Set problem —
Repeat all the material exactly; pictures stay out of your copy.
* BEGIN *
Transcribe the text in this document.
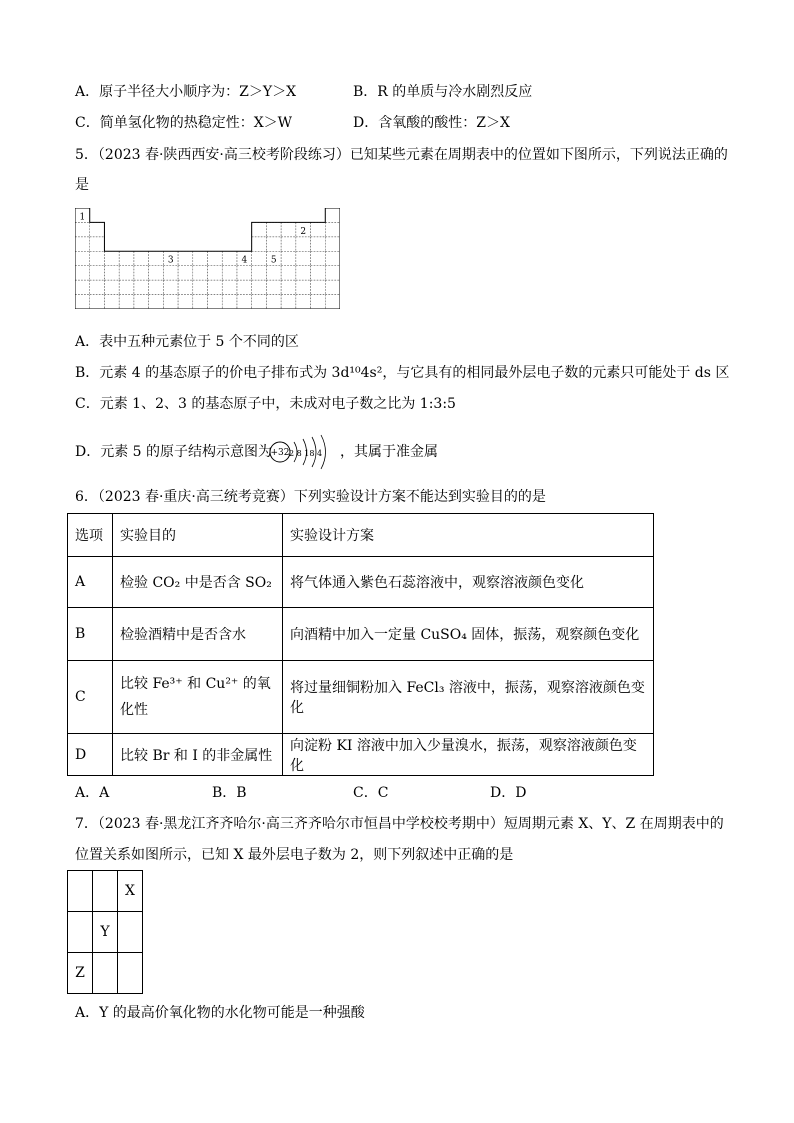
A．原子半径大小顺序为：Z＞Y＞X	B．R 的单质与冷水剧烈反应
C．简单氢化物的热稳定性：X＞W	D．含氧酸的酸性：Z＞X
5．（2023 春·陕西西安·高三校考阶段练习）已知某些元素在周期表中的位置如下图所示，下列说法正确的
是
1
2
3	4	5
A．表中五种元素位于 5 个不同的区
B．元素 4 的基态原子的价电子排布式为 3d¹⁰4s²，与它具有的相同最外层电子数的元素只可能处于 ds 区
C．元素 1、2、3 的基态原子中，未成对电子数之比为 1:3:5
D．元素 5 的原子结构示意图为
+32 2 8 18 4 ，其属于准金属
6．（2023 春·重庆·高三统考竞赛）下列实验设计方案不能达到实验目的的是
选项	实验目的	实验设计方案
A	检验 CO₂ 中是否含 SO₂	将气体通入紫色石蕊溶液中，观察溶液颜色变化
B	检验酒精中是否含水	向酒精中加入一定量 CuSO₄ 固体，振荡，观察颜色变化
C	比较 Fe³⁺ 和 Cu²⁺ 的氧化性	将过量细铜粉加入 FeCl₃ 溶液中，振荡，观察溶液颜色变化
D	比较 Br 和 I 的非金属性	向淀粉 KI 溶液中加入少量溴水，振荡，观察溶液颜色变化
A．A	B．B	C．C	D．D
7．（2023 春·黑龙江齐齐哈尔·高三齐齐哈尔市恒昌中学校校考期中）短周期元素 X、Y、Z 在周期表中的
位置关系如图所示，已知 X 最外层电子数为 2，则下列叙述中正确的是
		X
	Y	
Z		
A．Y 的最高价氧化物的水化物可能是一种强酸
* END *
Reply —
Transcribe the text in this document.
A．原子半径大小顺序为：Z＞Y＞X	B．R 的单质与冷水剧烈反应
C．简单氢化物的热稳定性：X＞W	D．含氧酸的酸性：Z＞X
5．（2023 春·陕西西安·高三校考阶段练习）已知某些元素在周期表中的位置如下图所示，下列说法正确的
是
1
2
3	4	5
A．表中五种元素位于 5 个不同的区
B．元素 4 的基态原子的价电子排布式为 3d¹⁰4s²，与它具有的相同最外层电子数的元素只可能处于 ds 区
C．元素 1、2、3 的基态原子中，未成对电子数之比为 1:3:5
D．元素 5 的原子结构示意图为
+32 2 8 18 4 ，其属于准金属
6．（2023 春·重庆·高三统考竞赛）下列实验设计方案不能达到实验目的的是
选项	实验目的	实验设计方案
A	检验 CO₂ 中是否含 SO₂	将气体通入紫色石蕊溶液中，观察溶液颜色变化
B	检验酒精中是否含水	向酒精中加入一定量 CuSO₄ 固体，振荡，观察颜色变化
C	比较 Fe³⁺ 和 Cu²⁺ 的氧化性	将过量细铜粉加入 FeCl₃ 溶液中，振荡，观察溶液颜色变化
D	比较 Br 和 I 的非金属性	向淀粉 KI 溶液中加入少量溴水，振荡，观察溶液颜色变化
A．A	B．B	C．C	D．D
7．（2023 春·黑龙江齐齐哈尔·高三齐齐哈尔市恒昌中学校校考期中）短周期元素 X、Y、Z 在周期表中的
位置关系如图所示，已知 X 最外层电子数为 2，则下列叙述中正确的是
		X
	Y	
Z		
A．Y 的最高价氧化物的水化物可能是一种强酸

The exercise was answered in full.